| TASK PROMPT |
Write out each line word for word. Drop pictures.

[Chart and figure data]
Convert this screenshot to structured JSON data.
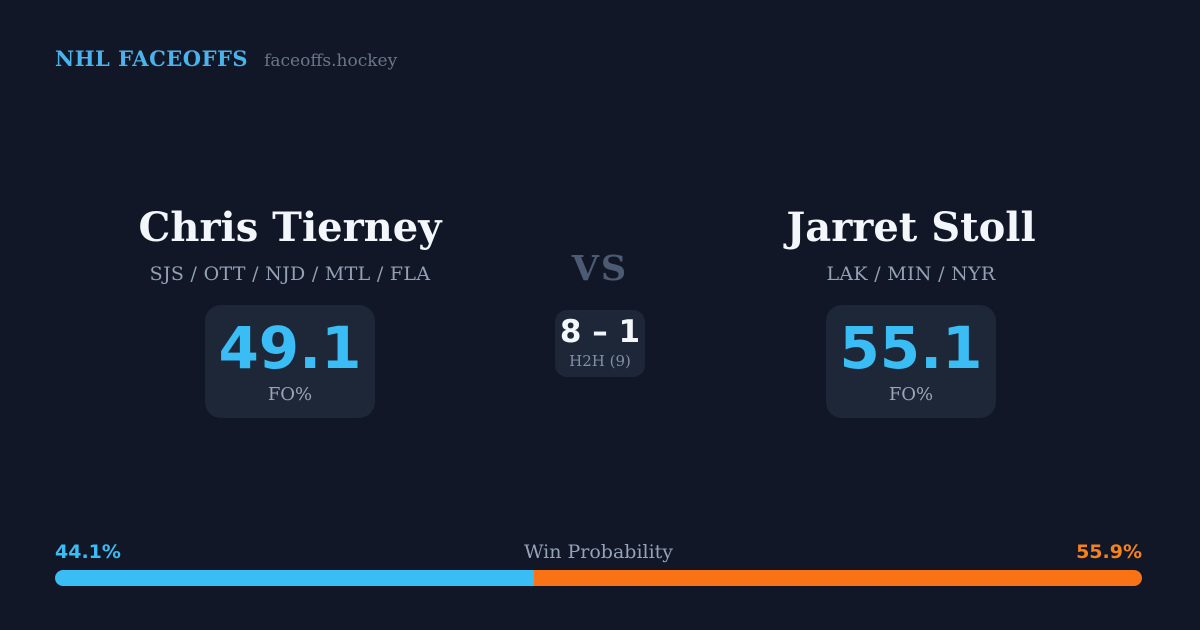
{
  "meta": {
    "colors": {
      "background": "#111726",
      "card": "#1d2737",
      "accent_blue": "#3abcf5",
      "accent_orange": "#f97316",
      "text_primary": "#f3f6fa",
      "text_muted": "#93a1b5"
    }
  },
  "header": {
    "brand": "NHL FACEOFFS",
    "site": "faceoffs.hockey"
  },
  "matchup": {
    "vs_label": "VS",
    "h2h": {
      "score": "8 – 1",
      "label": "H2H (9)"
    }
  },
  "players": {
    "left": {
      "name": "Chris Tierney",
      "teams": "SJS / OTT / NJD / MTL / FLA",
      "fo_pct": "49.1",
      "fo_label": "FO%"
    },
    "right": {
      "name": "Jarret Stoll",
      "teams": "LAK / MIN / NYR",
      "fo_pct": "55.1",
      "fo_label": "FO%"
    }
  },
  "win_probability": {
    "label": "Win Probability",
    "left_pct": "44.1%",
    "right_pct": "55.9%",
    "left_value": 44.1,
    "right_value": 55.9
  }
}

| IN RESPONSE |
Convert this screenshot to structured JSON data.
{
  "meta": {
    "colors": {
      "background": "#111726",
      "card": "#1d2737",
      "accent_blue": "#3abcf5",
      "accent_orange": "#f97316",
      "text_primary": "#f3f6fa",
      "text_muted": "#93a1b5"
    }
  },
  "header": {
    "brand": "NHL FACEOFFS",
    "site": "faceoffs.hockey"
  },
  "matchup": {
    "vs_label": "VS",
    "h2h": {
      "score": "8 – 1",
      "label": "H2H (9)"
    }
  },
  "players": {
    "left": {
      "name": "Chris Tierney",
      "teams": "SJS / OTT / NJD / MTL / FLA",
      "fo_pct": "49.1",
      "fo_label": "FO%"
    },
    "right": {
      "name": "Jarret Stoll",
      "teams": "LAK / MIN / NYR",
      "fo_pct": "55.1",
      "fo_label": "FO%"
    }
  },
  "win_probability": {
    "label": "Win Probability",
    "left_pct": "44.1%",
    "right_pct": "55.9%",
    "left_value": 44.1,
    "right_value": 55.9
  }
}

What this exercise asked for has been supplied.